**ZU BEARBEITENDE AUFGABE**
Kopieren Sie den Interviewtext mit Florence Welch vollständig und zeichengetreu.

**QUELLDOKUMENT**
Q&A

„Ich lebte wie eine Nonne“: Florence Welch im Interview

Die Sängerin von Florence + The Machine über ihren Sturz von der Bühne, Geister auf dem Friedhof und ein Lob von Neil Young.

„Vielleicht tat es mir ja ganz gut, eine Weile unter die Räder zu kommen“, sagt Florence Welch angesichts von „How Big, How Blue, How Beautiful“, ihrem ersten Album nach vier Jahren. Die schwierige Trennung von ihrem Freund hatte sie auf sehr eigene Art verarbeitet – sie entschloss sich, die Zügel etwas schleifen zu lassen und möglichst viel Spaß zu haben. Doch schließlich zog die 28-Jährige einen energischen Schlussstrich, komprimierte diese Erfahrungen zu ihrem emotional intensivsten Album und schwor bei den Sessions sogar dem Alkohol ab. „Ich lebte wie eine Nonne“, sagt Florence. „Ich radelte zum Studio, radelte nach Hause, las, aß und ging zu Bett. Es war fast eine Art Rekonvaleszenz. Aber es war eine magische Zeit.“

Sie lieferten beim Coachella Festival zwar einen fantastischen Auftritt, brachen sich aber den Fuß. Was war da los?

**DARGESTELLTE DATEN**
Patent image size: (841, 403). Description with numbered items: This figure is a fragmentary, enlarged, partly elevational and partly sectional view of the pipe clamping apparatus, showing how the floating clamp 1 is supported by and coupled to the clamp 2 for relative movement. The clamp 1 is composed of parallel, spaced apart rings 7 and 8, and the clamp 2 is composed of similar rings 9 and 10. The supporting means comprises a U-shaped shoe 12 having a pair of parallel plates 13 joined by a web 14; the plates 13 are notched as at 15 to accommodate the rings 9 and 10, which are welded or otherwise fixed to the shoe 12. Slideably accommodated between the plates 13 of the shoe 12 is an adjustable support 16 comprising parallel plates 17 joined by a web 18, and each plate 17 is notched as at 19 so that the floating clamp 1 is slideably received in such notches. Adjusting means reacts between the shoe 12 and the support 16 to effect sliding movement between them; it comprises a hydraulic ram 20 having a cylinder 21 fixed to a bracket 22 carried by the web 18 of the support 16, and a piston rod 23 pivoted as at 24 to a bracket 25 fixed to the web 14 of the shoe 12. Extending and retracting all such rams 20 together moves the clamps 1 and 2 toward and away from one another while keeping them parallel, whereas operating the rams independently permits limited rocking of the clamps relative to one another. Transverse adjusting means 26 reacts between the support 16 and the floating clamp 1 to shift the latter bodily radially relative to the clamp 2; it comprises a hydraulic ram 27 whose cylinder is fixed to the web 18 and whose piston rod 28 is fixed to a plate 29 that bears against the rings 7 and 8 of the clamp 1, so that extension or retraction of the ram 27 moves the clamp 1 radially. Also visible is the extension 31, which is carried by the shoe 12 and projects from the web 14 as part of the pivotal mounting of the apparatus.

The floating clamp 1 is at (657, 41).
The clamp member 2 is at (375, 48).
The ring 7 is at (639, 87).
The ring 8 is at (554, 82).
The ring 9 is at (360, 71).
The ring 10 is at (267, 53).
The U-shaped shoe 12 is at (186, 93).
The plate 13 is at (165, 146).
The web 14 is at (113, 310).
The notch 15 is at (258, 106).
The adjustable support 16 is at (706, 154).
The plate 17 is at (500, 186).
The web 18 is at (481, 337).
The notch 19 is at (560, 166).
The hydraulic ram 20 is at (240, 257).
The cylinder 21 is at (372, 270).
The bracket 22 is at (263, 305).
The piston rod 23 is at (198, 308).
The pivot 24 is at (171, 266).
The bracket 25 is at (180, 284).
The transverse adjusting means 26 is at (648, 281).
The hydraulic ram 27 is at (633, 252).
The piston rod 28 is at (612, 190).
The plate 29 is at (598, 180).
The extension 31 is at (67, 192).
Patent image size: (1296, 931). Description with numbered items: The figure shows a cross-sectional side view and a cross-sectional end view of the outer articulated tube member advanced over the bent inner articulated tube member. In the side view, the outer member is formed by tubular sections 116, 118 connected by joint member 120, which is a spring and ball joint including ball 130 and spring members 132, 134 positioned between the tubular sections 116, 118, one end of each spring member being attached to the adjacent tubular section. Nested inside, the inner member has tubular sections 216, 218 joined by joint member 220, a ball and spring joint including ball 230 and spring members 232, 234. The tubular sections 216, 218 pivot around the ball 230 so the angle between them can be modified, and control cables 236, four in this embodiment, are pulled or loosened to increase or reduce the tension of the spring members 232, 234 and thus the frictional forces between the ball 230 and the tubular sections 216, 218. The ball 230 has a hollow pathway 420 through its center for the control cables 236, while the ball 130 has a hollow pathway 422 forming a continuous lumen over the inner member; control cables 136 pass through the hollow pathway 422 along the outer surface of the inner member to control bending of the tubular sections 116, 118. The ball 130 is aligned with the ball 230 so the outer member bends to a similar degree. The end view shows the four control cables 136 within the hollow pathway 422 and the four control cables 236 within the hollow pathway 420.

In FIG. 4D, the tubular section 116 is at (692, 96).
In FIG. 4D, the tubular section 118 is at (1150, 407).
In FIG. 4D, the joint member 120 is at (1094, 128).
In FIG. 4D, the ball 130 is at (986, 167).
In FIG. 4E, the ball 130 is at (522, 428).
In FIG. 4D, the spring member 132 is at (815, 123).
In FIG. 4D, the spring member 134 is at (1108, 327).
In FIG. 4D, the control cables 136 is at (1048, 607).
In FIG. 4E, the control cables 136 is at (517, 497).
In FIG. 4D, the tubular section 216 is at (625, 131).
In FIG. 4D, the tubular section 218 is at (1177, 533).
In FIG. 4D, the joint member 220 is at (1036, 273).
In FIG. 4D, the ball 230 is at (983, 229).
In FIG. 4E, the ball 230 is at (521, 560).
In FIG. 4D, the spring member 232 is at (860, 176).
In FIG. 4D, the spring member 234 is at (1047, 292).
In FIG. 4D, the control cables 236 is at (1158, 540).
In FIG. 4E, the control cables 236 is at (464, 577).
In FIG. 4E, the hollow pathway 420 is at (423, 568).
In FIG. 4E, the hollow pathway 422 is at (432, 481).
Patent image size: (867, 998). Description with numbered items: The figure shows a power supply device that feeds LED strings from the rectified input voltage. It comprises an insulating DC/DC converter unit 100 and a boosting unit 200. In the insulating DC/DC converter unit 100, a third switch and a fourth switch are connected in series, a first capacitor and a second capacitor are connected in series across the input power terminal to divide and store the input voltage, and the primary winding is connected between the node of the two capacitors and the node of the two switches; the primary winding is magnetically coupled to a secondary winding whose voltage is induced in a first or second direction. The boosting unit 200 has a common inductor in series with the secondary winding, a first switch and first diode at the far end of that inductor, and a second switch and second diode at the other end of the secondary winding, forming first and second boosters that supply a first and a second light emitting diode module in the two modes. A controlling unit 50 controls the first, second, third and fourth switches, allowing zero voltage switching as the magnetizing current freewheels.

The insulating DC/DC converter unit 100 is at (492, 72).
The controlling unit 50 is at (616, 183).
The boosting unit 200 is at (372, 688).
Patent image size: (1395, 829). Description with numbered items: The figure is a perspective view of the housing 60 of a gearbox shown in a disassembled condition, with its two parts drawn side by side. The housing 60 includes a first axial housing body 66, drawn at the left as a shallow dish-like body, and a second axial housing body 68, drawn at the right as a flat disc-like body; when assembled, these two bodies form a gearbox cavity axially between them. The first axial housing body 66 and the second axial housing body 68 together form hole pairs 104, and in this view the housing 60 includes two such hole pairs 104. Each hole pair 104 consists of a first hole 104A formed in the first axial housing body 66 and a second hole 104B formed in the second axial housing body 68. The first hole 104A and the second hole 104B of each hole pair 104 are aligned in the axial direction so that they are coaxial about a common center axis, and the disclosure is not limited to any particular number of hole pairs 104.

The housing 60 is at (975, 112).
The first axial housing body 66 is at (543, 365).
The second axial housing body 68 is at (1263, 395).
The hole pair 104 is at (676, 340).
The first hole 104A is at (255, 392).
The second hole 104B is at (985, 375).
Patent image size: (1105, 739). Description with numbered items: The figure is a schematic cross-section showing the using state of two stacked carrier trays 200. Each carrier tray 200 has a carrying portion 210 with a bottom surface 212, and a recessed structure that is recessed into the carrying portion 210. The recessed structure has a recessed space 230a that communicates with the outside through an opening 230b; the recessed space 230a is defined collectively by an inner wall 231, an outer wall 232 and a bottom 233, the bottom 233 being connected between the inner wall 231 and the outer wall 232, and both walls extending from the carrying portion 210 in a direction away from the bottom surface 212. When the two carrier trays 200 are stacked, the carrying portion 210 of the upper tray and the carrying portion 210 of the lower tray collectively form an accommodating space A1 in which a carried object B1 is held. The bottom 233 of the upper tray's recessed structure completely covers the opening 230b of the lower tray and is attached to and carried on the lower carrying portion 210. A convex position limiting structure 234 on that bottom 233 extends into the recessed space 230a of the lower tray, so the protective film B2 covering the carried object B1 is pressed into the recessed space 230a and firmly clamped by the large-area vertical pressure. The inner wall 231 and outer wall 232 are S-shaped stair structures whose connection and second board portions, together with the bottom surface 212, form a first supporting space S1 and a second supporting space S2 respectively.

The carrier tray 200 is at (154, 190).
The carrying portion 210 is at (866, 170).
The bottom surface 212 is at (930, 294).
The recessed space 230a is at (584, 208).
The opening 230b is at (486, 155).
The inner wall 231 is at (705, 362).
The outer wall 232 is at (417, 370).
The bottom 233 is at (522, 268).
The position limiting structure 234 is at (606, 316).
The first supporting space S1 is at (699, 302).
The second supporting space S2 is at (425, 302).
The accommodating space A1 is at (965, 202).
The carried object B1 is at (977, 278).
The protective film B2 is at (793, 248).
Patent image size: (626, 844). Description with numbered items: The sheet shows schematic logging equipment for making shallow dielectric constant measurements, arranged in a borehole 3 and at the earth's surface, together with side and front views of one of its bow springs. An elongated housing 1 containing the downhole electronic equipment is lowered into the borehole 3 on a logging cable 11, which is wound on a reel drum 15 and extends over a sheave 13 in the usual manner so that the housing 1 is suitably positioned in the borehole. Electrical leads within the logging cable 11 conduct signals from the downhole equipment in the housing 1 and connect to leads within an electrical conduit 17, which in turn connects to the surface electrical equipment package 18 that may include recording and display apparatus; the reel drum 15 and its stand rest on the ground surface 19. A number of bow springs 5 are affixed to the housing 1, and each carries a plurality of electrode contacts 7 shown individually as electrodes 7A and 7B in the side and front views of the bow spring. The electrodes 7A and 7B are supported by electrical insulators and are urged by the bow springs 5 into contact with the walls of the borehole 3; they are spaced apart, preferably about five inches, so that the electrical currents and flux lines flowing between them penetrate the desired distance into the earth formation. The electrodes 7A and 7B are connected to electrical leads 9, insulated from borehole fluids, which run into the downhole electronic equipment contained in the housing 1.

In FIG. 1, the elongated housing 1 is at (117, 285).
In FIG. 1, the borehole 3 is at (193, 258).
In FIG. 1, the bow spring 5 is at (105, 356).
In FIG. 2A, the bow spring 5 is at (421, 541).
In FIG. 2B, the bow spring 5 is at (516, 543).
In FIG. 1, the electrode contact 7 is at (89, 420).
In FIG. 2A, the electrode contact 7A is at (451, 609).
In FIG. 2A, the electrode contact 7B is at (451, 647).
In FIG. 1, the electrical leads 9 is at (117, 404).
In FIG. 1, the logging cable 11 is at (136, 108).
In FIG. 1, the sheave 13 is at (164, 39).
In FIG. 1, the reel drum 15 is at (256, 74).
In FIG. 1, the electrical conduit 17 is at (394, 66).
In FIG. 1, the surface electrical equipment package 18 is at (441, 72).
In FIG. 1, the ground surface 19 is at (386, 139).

**LÖSUNG DER AUFGABE**
Q&A

„Ich lebte wie eine Nonne“: Florence Welch im Interview

Die Sängerin von Florence + The Machine über ihren Sturz von der Bühne, Geister auf dem Friedhof und ein Lob von Neil Young.

„Vielleicht tat es mir ja ganz gut, eine Weile unter die Räder zu kommen“, sagt Florence Welch angesichts von „How Big, How Blue, How Beautiful“, ihrem ersten Album nach vier Jahren. Die schwierige Trennung von ihrem Freund hatte sie auf sehr eigene Art verarbeitet – sie entschloss sich, die Zügel etwas schleifen zu lassen und möglichst viel Spaß zu haben. Doch schließlich zog die 28-Jährige einen energischen Schlussstrich, komprimierte diese Erfahrungen zu ihrem emotional intensivsten Album und schwor bei den Sessions sogar dem Alkohol ab. „Ich lebte wie eine Nonne“, sagt Florence. „Ich radelte zum Studio, radelte nach Hause, las, aß und ging zu Bett. Es war fast eine Art Rekonvaleszenz. Aber es war eine magische Zeit.“

Sie lieferten beim Coachella Festival zwar einen fantastischen Auftritt, brachen sich aber den Fuß. Was war da los?